++++ RECORDS

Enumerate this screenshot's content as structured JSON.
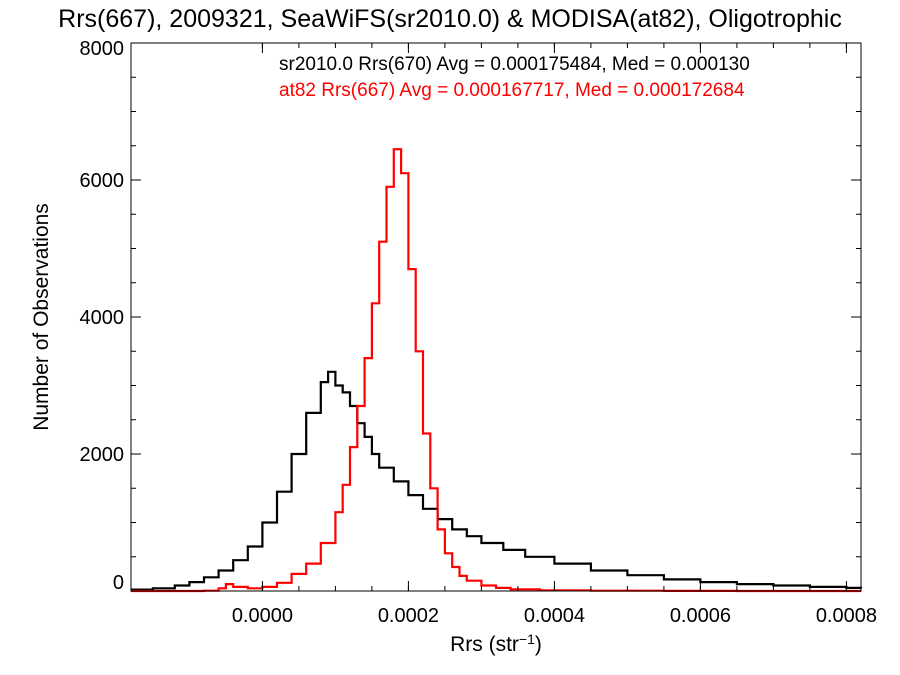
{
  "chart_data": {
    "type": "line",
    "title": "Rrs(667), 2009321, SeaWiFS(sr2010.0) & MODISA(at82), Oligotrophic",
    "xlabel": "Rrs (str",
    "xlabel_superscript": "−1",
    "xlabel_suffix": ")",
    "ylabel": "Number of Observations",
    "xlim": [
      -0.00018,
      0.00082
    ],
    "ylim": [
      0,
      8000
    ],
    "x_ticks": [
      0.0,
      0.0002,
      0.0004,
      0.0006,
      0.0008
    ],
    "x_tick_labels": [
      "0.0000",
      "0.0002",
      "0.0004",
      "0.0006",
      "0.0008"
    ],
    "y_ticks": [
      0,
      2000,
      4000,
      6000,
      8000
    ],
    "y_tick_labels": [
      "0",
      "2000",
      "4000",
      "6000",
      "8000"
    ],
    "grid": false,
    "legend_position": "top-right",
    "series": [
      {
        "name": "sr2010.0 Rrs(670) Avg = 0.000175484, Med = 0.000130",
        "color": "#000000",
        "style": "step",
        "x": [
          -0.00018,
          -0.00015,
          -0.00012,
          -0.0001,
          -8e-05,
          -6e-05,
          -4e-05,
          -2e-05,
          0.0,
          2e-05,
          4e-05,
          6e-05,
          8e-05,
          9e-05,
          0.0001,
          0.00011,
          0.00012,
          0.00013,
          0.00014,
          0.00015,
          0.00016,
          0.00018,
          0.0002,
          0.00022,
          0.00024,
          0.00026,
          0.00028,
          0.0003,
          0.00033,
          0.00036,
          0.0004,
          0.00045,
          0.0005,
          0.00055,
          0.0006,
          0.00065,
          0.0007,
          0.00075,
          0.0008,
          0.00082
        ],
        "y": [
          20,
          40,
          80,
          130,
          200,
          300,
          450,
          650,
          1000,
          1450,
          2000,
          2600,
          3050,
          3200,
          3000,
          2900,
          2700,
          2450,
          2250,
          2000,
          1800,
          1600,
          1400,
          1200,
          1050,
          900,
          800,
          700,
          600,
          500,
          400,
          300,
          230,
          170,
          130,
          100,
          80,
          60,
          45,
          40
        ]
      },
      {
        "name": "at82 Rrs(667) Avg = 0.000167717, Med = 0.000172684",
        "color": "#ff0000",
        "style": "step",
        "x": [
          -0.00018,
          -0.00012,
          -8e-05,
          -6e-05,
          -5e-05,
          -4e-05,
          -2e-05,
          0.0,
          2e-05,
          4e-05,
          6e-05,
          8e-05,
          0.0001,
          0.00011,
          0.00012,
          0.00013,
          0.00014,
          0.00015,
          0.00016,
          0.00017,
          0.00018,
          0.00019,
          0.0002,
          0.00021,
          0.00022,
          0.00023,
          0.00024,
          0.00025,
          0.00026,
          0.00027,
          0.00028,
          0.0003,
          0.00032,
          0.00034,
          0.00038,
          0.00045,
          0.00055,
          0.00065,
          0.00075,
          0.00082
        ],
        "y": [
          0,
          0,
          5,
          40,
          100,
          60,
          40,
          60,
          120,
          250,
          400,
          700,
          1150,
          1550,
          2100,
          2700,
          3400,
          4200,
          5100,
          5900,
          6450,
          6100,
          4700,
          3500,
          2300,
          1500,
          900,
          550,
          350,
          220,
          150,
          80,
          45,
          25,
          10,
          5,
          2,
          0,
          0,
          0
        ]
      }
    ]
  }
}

++++++++

▸ **PROBLEM**:
Restate the whole listing above exactly, except for its images.

▸ **RESPONSE**:
Enumerate this screenshot's content as structured JSON.
{
  "chart_data": {
    "type": "line",
    "title": "Rrs(667), 2009321, SeaWiFS(sr2010.0) & MODISA(at82), Oligotrophic",
    "xlabel": "Rrs (str",
    "xlabel_superscript": "−1",
    "xlabel_suffix": ")",
    "ylabel": "Number of Observations",
    "xlim": [
      -0.00018,
      0.00082
    ],
    "ylim": [
      0,
      8000
    ],
    "x_ticks": [
      0.0,
      0.0002,
      0.0004,
      0.0006,
      0.0008
    ],
    "x_tick_labels": [
      "0.0000",
      "0.0002",
      "0.0004",
      "0.0006",
      "0.0008"
    ],
    "y_ticks": [
      0,
      2000,
      4000,
      6000,
      8000
    ],
    "y_tick_labels": [
      "0",
      "2000",
      "4000",
      "6000",
      "8000"
    ],
    "grid": false,
    "legend_position": "top-right",
    "series": [
      {
        "name": "sr2010.0 Rrs(670) Avg = 0.000175484, Med = 0.000130",
        "color": "#000000",
        "style": "step",
        "x": [
          -0.00018,
          -0.00015,
          -0.00012,
          -0.0001,
          -8e-05,
          -6e-05,
          -4e-05,
          -2e-05,
          0.0,
          2e-05,
          4e-05,
          6e-05,
          8e-05,
          9e-05,
          0.0001,
          0.00011,
          0.00012,
          0.00013,
          0.00014,
          0.00015,
          0.00016,
          0.00018,
          0.0002,
          0.00022,
          0.00024,
          0.00026,
          0.00028,
          0.0003,
          0.00033,
          0.00036,
          0.0004,
          0.00045,
          0.0005,
          0.00055,
          0.0006,
          0.00065,
          0.0007,
          0.00075,
          0.0008,
          0.00082
        ],
        "y": [
          20,
          40,
          80,
          130,
          200,
          300,
          450,
          650,
          1000,
          1450,
          2000,
          2600,
          3050,
          3200,
          3000,
          2900,
          2700,
          2450,
          2250,
          2000,
          1800,
          1600,
          1400,
          1200,
          1050,
          900,
          800,
          700,
          600,
          500,
          400,
          300,
          230,
          170,
          130,
          100,
          80,
          60,
          45,
          40
        ]
      },
      {
        "name": "at82 Rrs(667) Avg = 0.000167717, Med = 0.000172684",
        "color": "#ff0000",
        "style": "step",
        "x": [
          -0.00018,
          -0.00012,
          -8e-05,
          -6e-05,
          -5e-05,
          -4e-05,
          -2e-05,
          0.0,
          2e-05,
          4e-05,
          6e-05,
          8e-05,
          0.0001,
          0.00011,
          0.00012,
          0.00013,
          0.00014,
          0.00015,
          0.00016,
          0.00017,
          0.00018,
          0.00019,
          0.0002,
          0.00021,
          0.00022,
          0.00023,
          0.00024,
          0.00025,
          0.00026,
          0.00027,
          0.00028,
          0.0003,
          0.00032,
          0.00034,
          0.00038,
          0.00045,
          0.00055,
          0.00065,
          0.00075,
          0.00082
        ],
        "y": [
          0,
          0,
          5,
          40,
          100,
          60,
          40,
          60,
          120,
          250,
          400,
          700,
          1150,
          1550,
          2100,
          2700,
          3400,
          4200,
          5100,
          5900,
          6450,
          6100,
          4700,
          3500,
          2300,
          1500,
          900,
          550,
          350,
          220,
          150,
          80,
          45,
          25,
          10,
          5,
          2,
          0,
          0,
          0
        ]
      }
    ]
  }
}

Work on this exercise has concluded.